[Raw records]

--------

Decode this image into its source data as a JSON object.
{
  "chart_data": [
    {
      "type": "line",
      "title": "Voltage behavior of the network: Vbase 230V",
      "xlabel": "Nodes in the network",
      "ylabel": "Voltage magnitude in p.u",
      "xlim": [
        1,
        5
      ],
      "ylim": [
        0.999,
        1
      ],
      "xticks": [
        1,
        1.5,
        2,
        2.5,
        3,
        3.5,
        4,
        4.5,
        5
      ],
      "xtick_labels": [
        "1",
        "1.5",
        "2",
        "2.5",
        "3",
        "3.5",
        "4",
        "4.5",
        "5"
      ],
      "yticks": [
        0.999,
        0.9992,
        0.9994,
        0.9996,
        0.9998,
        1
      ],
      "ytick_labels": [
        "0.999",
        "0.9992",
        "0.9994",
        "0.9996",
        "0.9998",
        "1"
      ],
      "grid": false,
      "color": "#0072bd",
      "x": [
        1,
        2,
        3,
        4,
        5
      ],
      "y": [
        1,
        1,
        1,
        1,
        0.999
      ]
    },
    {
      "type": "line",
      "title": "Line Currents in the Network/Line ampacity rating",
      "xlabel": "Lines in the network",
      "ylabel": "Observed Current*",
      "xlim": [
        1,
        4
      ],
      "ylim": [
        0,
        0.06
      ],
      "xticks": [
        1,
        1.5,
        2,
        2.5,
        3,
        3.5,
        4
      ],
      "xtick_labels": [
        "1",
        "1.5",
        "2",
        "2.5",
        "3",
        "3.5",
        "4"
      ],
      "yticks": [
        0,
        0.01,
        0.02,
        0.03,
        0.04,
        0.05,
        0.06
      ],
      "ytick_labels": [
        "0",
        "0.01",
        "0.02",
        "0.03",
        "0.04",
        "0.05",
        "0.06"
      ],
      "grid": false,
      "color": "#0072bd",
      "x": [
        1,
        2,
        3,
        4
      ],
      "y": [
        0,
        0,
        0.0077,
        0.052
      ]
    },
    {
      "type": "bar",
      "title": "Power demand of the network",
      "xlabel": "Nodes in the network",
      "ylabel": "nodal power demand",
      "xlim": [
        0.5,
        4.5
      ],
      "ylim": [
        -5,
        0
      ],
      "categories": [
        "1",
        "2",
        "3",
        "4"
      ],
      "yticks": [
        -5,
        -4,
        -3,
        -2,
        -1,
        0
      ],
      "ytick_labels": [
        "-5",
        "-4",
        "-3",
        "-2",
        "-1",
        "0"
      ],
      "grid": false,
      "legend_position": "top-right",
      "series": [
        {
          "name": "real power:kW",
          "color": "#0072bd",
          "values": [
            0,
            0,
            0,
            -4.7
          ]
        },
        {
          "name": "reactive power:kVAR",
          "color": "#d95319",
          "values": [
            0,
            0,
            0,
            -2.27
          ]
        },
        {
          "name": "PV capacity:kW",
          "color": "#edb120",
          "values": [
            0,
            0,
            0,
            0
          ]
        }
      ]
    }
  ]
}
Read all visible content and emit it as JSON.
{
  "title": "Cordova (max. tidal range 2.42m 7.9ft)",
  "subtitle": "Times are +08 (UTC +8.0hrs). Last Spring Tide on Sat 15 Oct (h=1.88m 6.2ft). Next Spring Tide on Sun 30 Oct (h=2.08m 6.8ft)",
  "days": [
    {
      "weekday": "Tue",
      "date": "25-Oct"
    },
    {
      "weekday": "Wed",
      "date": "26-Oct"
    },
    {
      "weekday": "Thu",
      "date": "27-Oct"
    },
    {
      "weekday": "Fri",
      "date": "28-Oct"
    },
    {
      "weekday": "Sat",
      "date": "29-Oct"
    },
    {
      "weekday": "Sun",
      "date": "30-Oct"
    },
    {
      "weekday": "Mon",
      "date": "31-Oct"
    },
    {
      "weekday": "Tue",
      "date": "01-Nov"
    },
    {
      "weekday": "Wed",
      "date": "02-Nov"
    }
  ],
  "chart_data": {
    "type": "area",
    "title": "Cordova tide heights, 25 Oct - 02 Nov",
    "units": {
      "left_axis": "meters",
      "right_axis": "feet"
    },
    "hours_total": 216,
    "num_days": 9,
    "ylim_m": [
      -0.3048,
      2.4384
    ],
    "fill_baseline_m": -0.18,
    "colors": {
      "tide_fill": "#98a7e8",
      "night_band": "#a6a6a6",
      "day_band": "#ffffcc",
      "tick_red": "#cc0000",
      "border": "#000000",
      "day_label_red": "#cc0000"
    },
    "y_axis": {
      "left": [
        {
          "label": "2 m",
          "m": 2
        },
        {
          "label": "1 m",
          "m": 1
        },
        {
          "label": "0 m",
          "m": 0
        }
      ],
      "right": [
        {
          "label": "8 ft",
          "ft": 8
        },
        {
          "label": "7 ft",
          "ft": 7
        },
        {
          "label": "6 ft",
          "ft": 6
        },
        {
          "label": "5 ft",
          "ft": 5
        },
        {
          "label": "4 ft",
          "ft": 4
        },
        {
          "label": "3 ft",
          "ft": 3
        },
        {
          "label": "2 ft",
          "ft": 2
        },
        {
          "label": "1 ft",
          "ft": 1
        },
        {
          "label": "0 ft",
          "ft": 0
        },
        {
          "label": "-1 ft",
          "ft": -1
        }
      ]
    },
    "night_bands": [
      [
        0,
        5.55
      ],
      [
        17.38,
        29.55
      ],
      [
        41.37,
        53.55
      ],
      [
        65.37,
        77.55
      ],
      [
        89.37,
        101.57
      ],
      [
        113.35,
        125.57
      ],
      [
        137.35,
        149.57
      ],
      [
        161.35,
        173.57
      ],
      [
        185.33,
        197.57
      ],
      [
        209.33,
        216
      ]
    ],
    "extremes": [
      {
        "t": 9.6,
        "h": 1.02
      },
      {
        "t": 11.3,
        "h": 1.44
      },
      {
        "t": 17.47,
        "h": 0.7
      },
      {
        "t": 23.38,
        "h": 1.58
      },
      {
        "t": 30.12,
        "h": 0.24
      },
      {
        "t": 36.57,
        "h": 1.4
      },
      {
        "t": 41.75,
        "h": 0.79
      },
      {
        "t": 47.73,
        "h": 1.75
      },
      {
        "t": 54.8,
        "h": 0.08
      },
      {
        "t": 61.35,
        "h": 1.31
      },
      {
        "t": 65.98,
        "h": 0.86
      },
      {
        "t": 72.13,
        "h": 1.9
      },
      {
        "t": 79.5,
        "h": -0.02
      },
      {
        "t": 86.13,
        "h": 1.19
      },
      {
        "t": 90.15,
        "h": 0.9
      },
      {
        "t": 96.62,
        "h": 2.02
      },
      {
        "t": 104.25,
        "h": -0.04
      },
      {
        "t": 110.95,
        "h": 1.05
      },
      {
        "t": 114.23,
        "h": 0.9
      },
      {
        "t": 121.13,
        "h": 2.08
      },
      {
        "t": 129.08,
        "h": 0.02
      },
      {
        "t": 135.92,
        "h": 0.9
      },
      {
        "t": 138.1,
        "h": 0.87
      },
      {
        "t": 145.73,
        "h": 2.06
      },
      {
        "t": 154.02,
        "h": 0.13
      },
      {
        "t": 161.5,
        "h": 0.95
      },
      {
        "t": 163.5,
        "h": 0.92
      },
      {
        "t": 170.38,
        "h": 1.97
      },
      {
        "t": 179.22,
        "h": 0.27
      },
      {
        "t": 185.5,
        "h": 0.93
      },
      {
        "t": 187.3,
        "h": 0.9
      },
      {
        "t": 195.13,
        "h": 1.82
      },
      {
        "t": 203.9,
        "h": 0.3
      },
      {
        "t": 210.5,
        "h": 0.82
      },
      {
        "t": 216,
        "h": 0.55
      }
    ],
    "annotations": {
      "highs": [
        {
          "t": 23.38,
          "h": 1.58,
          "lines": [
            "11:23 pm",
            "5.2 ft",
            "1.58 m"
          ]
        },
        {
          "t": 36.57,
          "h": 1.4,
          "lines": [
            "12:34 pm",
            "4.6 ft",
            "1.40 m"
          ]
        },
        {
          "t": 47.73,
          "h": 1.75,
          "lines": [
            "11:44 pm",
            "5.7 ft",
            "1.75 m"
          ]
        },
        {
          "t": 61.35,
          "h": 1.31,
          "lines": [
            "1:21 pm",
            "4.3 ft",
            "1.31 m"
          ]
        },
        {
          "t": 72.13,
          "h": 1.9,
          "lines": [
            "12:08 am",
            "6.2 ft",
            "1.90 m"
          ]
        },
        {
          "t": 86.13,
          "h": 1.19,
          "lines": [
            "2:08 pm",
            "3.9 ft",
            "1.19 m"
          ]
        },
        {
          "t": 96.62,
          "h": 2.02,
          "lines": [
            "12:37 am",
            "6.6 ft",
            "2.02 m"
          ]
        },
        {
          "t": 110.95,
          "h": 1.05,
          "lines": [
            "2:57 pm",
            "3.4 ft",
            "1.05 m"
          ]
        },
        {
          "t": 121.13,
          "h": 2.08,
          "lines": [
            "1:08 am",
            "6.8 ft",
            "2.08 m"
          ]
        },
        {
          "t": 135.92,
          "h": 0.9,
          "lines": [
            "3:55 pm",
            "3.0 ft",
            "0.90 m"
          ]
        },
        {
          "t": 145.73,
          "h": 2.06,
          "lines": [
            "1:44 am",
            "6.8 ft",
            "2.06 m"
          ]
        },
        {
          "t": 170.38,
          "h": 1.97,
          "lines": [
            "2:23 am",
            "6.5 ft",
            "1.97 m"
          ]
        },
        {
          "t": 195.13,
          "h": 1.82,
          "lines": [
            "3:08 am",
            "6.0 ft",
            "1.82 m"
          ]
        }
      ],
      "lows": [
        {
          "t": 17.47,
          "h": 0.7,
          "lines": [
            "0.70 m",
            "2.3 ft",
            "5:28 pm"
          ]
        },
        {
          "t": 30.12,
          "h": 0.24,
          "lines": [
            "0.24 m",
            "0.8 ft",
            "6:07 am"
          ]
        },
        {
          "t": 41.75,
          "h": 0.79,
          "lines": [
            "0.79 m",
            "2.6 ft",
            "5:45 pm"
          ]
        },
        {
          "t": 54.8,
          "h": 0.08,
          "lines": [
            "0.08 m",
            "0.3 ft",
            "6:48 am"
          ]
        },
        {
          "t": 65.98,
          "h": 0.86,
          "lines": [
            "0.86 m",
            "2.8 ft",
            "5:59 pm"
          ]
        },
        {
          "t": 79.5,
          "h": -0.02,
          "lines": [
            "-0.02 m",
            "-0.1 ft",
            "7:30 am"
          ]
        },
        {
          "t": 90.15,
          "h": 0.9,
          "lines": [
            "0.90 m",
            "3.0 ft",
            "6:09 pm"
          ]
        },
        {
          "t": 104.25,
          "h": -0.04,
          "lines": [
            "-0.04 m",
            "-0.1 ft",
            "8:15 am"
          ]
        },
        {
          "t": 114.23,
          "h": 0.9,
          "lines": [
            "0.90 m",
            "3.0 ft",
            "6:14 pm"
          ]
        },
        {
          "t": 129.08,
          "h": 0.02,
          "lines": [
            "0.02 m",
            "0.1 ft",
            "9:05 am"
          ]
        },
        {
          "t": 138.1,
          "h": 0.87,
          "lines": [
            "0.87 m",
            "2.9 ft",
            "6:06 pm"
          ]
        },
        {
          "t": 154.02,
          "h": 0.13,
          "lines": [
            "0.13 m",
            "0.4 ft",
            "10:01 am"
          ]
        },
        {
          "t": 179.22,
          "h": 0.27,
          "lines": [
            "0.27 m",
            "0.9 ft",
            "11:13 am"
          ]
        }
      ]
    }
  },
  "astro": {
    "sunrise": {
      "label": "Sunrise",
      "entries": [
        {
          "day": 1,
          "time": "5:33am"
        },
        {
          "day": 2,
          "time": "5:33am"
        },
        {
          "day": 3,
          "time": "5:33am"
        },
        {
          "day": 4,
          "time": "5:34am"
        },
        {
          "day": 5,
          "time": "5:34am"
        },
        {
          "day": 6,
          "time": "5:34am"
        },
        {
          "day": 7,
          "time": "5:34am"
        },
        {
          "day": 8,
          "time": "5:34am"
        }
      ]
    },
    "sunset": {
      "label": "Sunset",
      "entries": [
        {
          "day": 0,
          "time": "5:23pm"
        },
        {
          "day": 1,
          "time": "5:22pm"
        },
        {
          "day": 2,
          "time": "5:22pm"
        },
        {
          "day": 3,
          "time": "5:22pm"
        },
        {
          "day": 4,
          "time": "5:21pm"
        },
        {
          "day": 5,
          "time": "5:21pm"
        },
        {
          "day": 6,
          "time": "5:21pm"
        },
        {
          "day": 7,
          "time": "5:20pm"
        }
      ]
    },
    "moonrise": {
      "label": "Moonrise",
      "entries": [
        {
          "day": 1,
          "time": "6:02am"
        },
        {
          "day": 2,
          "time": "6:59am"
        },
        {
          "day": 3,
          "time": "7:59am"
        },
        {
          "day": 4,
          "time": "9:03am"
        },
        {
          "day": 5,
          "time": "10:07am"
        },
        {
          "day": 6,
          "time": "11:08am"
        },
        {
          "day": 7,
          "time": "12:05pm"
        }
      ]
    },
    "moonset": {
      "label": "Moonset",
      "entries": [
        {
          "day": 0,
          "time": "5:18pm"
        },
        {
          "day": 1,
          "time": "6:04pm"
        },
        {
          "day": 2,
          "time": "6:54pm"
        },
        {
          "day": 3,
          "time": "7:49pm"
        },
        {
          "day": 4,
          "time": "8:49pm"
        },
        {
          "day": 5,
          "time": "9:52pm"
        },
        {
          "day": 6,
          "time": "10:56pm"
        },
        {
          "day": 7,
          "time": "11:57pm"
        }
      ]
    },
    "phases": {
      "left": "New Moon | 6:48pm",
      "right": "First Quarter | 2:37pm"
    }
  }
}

--------

**What you should do:** Your answer should be a single number: the count of lines containing the word "date".

**Worked answer:** 9